■ **BRIEF**:
Collect every line that includes the string "Zero".

■ **SUPPLIED RECORDS**:
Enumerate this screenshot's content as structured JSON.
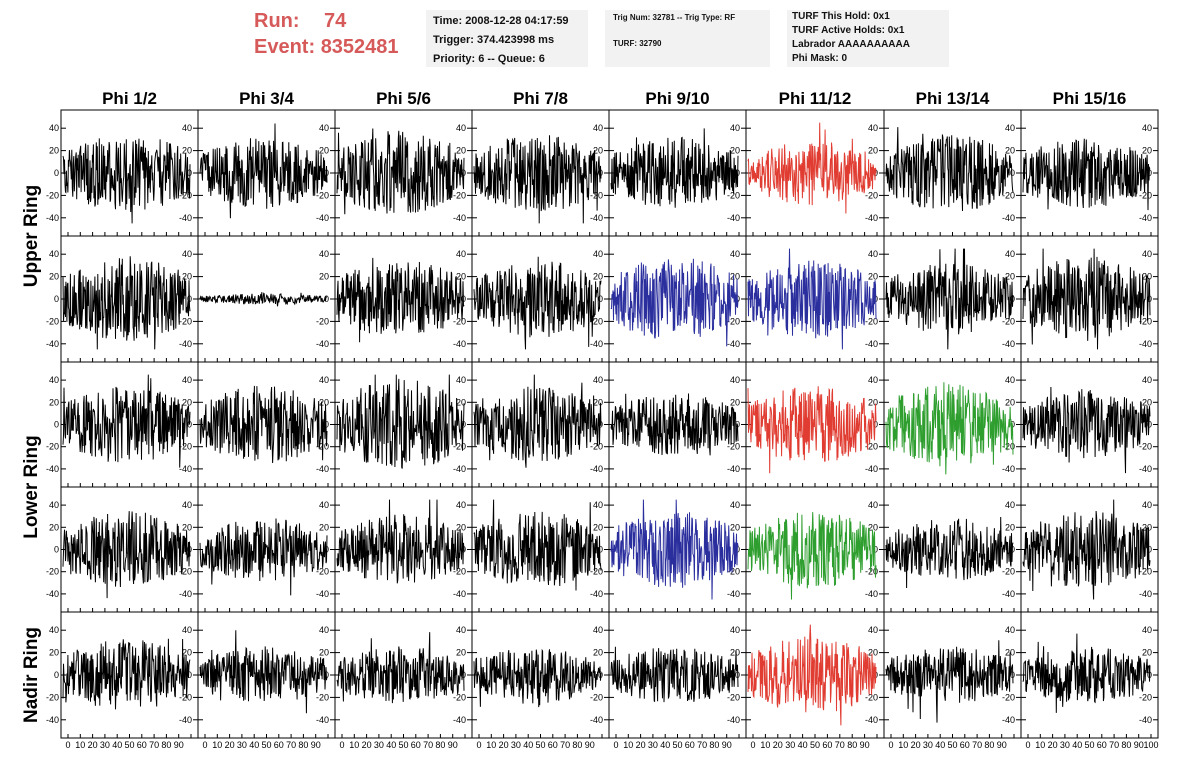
{
  "header": {
    "run_label": "Run:",
    "run_value": "74",
    "event_label": "Event:",
    "event_value": "8352481",
    "time": "Time: 2008-12-28 04:17:59",
    "trigger": "Trigger: 374.423998 ms",
    "priority": "Priority: 6 -- Queue: 6",
    "trig_num": "Trig Num: 32781 -- Trig Type: RF",
    "turf": "TURF: 32790",
    "turf_hold": "TURF This Hold: 0x1",
    "turf_active": "TURF Active Holds: 0x1",
    "labrador": "Labrador AAAAAAAAAA",
    "phi_mask": "Phi Mask: 0"
  },
  "colors": {
    "header_red": "#d65a5a",
    "info_bg": "#f2f2f2",
    "trace_black": "#000000",
    "trace_red": "#e03c31",
    "trace_blue": "#2b2f9e",
    "trace_green": "#2e9e2e"
  },
  "chart_data": {
    "type": "line",
    "columns": [
      "Phi 1/2",
      "Phi 3/4",
      "Phi 5/6",
      "Phi 7/8",
      "Phi 9/10",
      "Phi 11/12",
      "Phi 13/14",
      "Phi 15/16"
    ],
    "rows": [
      "Upper Ring",
      "Upper Ring",
      "Lower Ring",
      "Lower Ring",
      "Nadir Ring"
    ],
    "row_groups": [
      {
        "label": "Upper Ring",
        "rows": [
          0,
          1
        ]
      },
      {
        "label": "Lower Ring",
        "rows": [
          2,
          3
        ]
      },
      {
        "label": "Nadir Ring",
        "rows": [
          4
        ]
      }
    ],
    "xlim": [
      0,
      100
    ],
    "ylim": [
      -50,
      50
    ],
    "x_ticks": [
      "0",
      "10",
      "20",
      "30",
      "40",
      "50",
      "60",
      "70",
      "80",
      "90",
      "100"
    ],
    "y_ticks": [
      "40",
      "20",
      "0",
      "-20",
      "-40"
    ],
    "y_tick_values": [
      40,
      20,
      0,
      -20,
      -40
    ],
    "samples_per_trace": 260,
    "trace_colors": [
      [
        "black",
        "black",
        "black",
        "black",
        "black",
        "red",
        "black",
        "black"
      ],
      [
        "black",
        "black",
        "black",
        "black",
        "blue",
        "blue",
        "black",
        "black"
      ],
      [
        "black",
        "black",
        "black",
        "black",
        "black",
        "red",
        "green",
        "black"
      ],
      [
        "black",
        "black",
        "black",
        "black",
        "blue",
        "green",
        "black",
        "black"
      ],
      [
        "black",
        "black",
        "black",
        "black",
        "black",
        "red",
        "black",
        "black"
      ]
    ],
    "trace_amplitude": [
      [
        22,
        20,
        24,
        22,
        20,
        18,
        22,
        20
      ],
      [
        24,
        3,
        22,
        22,
        24,
        22,
        20,
        24
      ],
      [
        22,
        22,
        26,
        22,
        18,
        22,
        24,
        20
      ],
      [
        22,
        18,
        20,
        22,
        22,
        22,
        18,
        22
      ],
      [
        20,
        16,
        16,
        16,
        16,
        22,
        16,
        16
      ]
    ]
  }
}
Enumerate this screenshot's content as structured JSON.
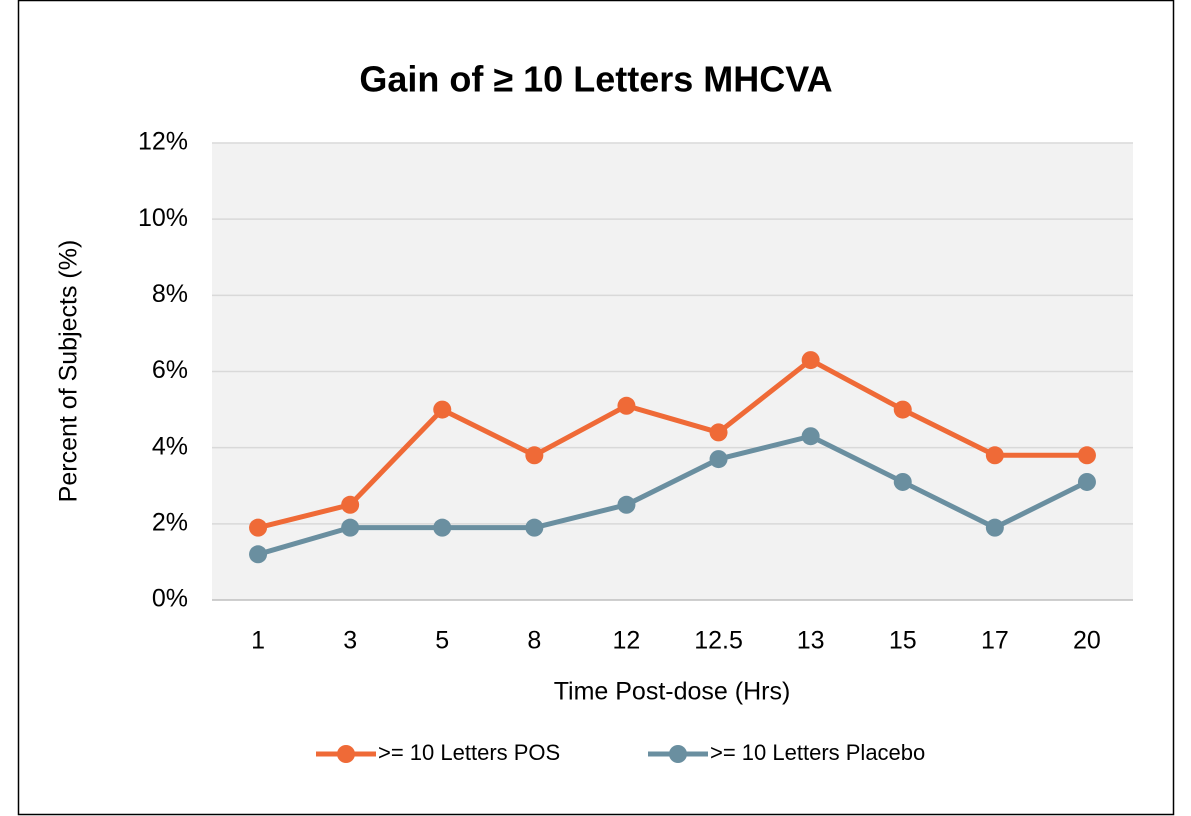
{
  "chart_data": {
    "type": "line",
    "title": "Gain of ≥ 10 Letters MHCVA",
    "x_label": "Time Post-dose (Hrs)",
    "y_label": "Percent of Subjects (%)",
    "categories": [
      "1",
      "3",
      "5",
      "8",
      "12",
      "12.5",
      "13",
      "15",
      "17",
      "20"
    ],
    "series": [
      {
        "name": ">= 10 Letters POS",
        "color": "#ef6a37",
        "values": [
          1.9,
          2.5,
          5.0,
          3.8,
          5.1,
          4.4,
          6.3,
          5.0,
          3.8,
          3.8
        ]
      },
      {
        "name": ">= 10 Letters Placebo",
        "color": "#6a8fa0",
        "values": [
          1.2,
          1.9,
          1.9,
          1.9,
          2.5,
          3.7,
          4.3,
          3.1,
          1.9,
          3.1
        ]
      }
    ],
    "ylim": [
      0,
      12
    ],
    "yticks": [
      {
        "value": 0,
        "label": "0%"
      },
      {
        "value": 2,
        "label": "2%"
      },
      {
        "value": 4,
        "label": "4%"
      },
      {
        "value": 6,
        "label": "6%"
      },
      {
        "value": 8,
        "label": "8%"
      },
      {
        "value": 10,
        "label": "10%"
      },
      {
        "value": 12,
        "label": "12%"
      }
    ],
    "grid": true,
    "legend": "bottom"
  }
}
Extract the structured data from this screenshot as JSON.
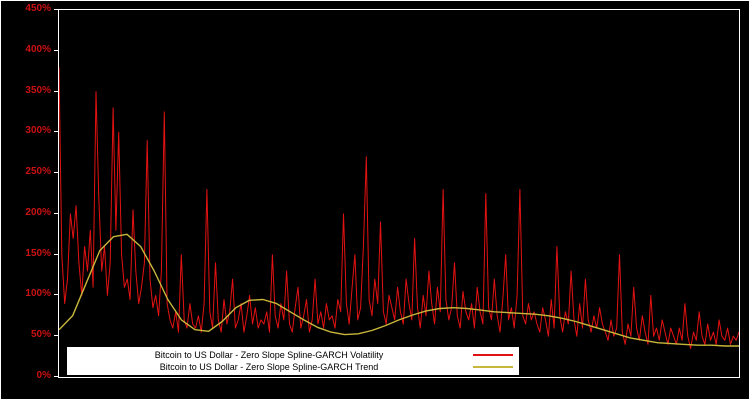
{
  "chart_data": {
    "type": "line",
    "title": "",
    "xlabel": "",
    "ylabel": "",
    "ylim": [
      0,
      450
    ],
    "grid": false,
    "background_color": "#000000",
    "axis_color": "#ffffff",
    "tick_label_color": "#cc1111",
    "legend_position": "bottom-inside",
    "y_tick_labels": [
      "450%",
      "400%",
      "350%",
      "300%",
      "250%",
      "200%",
      "150%",
      "100%",
      "50%",
      "0%"
    ],
    "series": [
      {
        "name": "Bitcoin to US Dollar - Zero Slope Spline-GARCH Volatility",
        "color": "#e31212",
        "unit": "%",
        "values": [
          380,
          150,
          90,
          120,
          200,
          170,
          210,
          140,
          100,
          160,
          130,
          180,
          110,
          350,
          220,
          130,
          160,
          100,
          140,
          330,
          180,
          300,
          150,
          110,
          120,
          95,
          205,
          130,
          90,
          110,
          140,
          290,
          120,
          85,
          100,
          75,
          130,
          325,
          90,
          70,
          60,
          80,
          55,
          150,
          70,
          60,
          90,
          65,
          60,
          75,
          55,
          90,
          230,
          80,
          60,
          140,
          70,
          55,
          95,
          65,
          80,
          120,
          60,
          70,
          90,
          55,
          75,
          100,
          65,
          85,
          60,
          70,
          65,
          80,
          55,
          150,
          75,
          60,
          90,
          70,
          130,
          65,
          55,
          85,
          110,
          60,
          75,
          95,
          55,
          70,
          120,
          65,
          80,
          60,
          90,
          70,
          75,
          60,
          95,
          80,
          200,
          90,
          65,
          110,
          150,
          70,
          85,
          160,
          270,
          95,
          75,
          120,
          90,
          190,
          80,
          65,
          100,
          85,
          70,
          110,
          80,
          65,
          120,
          90,
          70,
          170,
          85,
          60,
          100,
          75,
          130,
          90,
          65,
          110,
          80,
          230,
          95,
          70,
          85,
          140,
          75,
          60,
          105,
          80,
          70,
          90,
          60,
          110,
          80,
          65,
          225,
          85,
          70,
          120,
          75,
          55,
          95,
          150,
          70,
          85,
          60,
          100,
          230,
          75,
          65,
          90,
          70,
          80,
          65,
          55,
          85,
          70,
          50,
          95,
          60,
          160,
          75,
          55,
          80,
          65,
          130,
          70,
          50,
          90,
          60,
          120,
          70,
          55,
          75,
          60,
          85,
          65,
          55,
          45,
          70,
          50,
          60,
          150,
          55,
          40,
          65,
          50,
          110,
          60,
          45,
          75,
          55,
          40,
          100,
          50,
          60,
          45,
          70,
          55,
          40,
          60,
          50,
          40,
          60,
          45,
          90,
          50,
          35,
          55,
          45,
          80,
          50,
          40,
          65,
          45,
          55,
          40,
          70,
          50,
          45,
          60,
          40,
          50,
          45,
          55
        ]
      },
      {
        "name": "Bitcoin to US Dollar - Zero Slope Spline-GARCH Trend",
        "color": "#c9b73b",
        "unit": "%",
        "values": [
          58,
          75,
          115,
          155,
          172,
          175,
          160,
          130,
          95,
          70,
          58,
          56,
          68,
          85,
          94,
          95,
          90,
          80,
          70,
          61,
          55,
          52,
          53,
          57,
          63,
          70,
          76,
          81,
          84,
          85,
          84,
          82,
          80,
          79,
          78,
          77,
          75,
          72,
          68,
          63,
          58,
          53,
          48,
          45,
          42,
          41,
          40,
          39,
          39,
          38,
          38
        ]
      }
    ]
  }
}
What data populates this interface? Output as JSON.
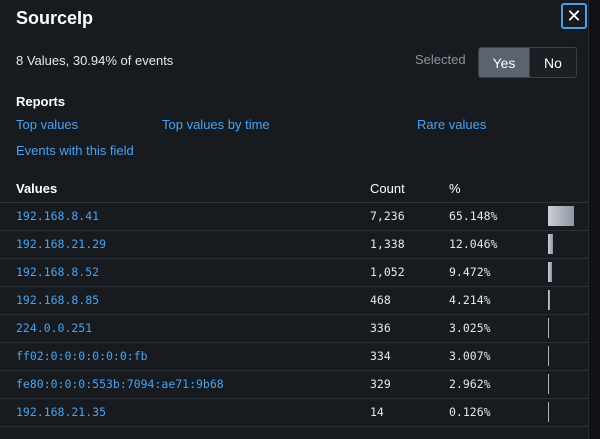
{
  "title": "SourceIp",
  "summary": "8 Values, 30.94% of events",
  "selected": {
    "label": "Selected",
    "yes": "Yes",
    "no": "No"
  },
  "reports": {
    "title": "Reports",
    "top_values": "Top values",
    "top_values_by_time": "Top values by time",
    "rare_values": "Rare values",
    "events_with_field": "Events with this field"
  },
  "table": {
    "headers": {
      "values": "Values",
      "count": "Count",
      "pct": "%"
    },
    "rows": [
      {
        "value": "192.168.8.41",
        "count": "7,236",
        "pct": "65.148%",
        "fraction": 0.65148
      },
      {
        "value": "192.168.21.29",
        "count": "1,338",
        "pct": "12.046%",
        "fraction": 0.12046
      },
      {
        "value": "192.168.8.52",
        "count": "1,052",
        "pct": "9.472%",
        "fraction": 0.09472
      },
      {
        "value": "192.168.8.85",
        "count": "468",
        "pct": "4.214%",
        "fraction": 0.04214
      },
      {
        "value": "224.0.0.251",
        "count": "336",
        "pct": "3.025%",
        "fraction": 0.03025
      },
      {
        "value": "ff02:0:0:0:0:0:0:fb",
        "count": "334",
        "pct": "3.007%",
        "fraction": 0.03007
      },
      {
        "value": "fe80:0:0:0:553b:7094:ae71:9b68",
        "count": "329",
        "pct": "2.962%",
        "fraction": 0.02962
      },
      {
        "value": "192.168.21.35",
        "count": "14",
        "pct": "0.126%",
        "fraction": 0.00126
      }
    ]
  }
}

■ **FULL SOLUTION**:
        "name": "Bitcoin to US Dollar - Zero Slope Spline-GARCH Volatility",
        "name": "Bitcoin to US Dollar - Zero Slope Spline-GARCH Trend",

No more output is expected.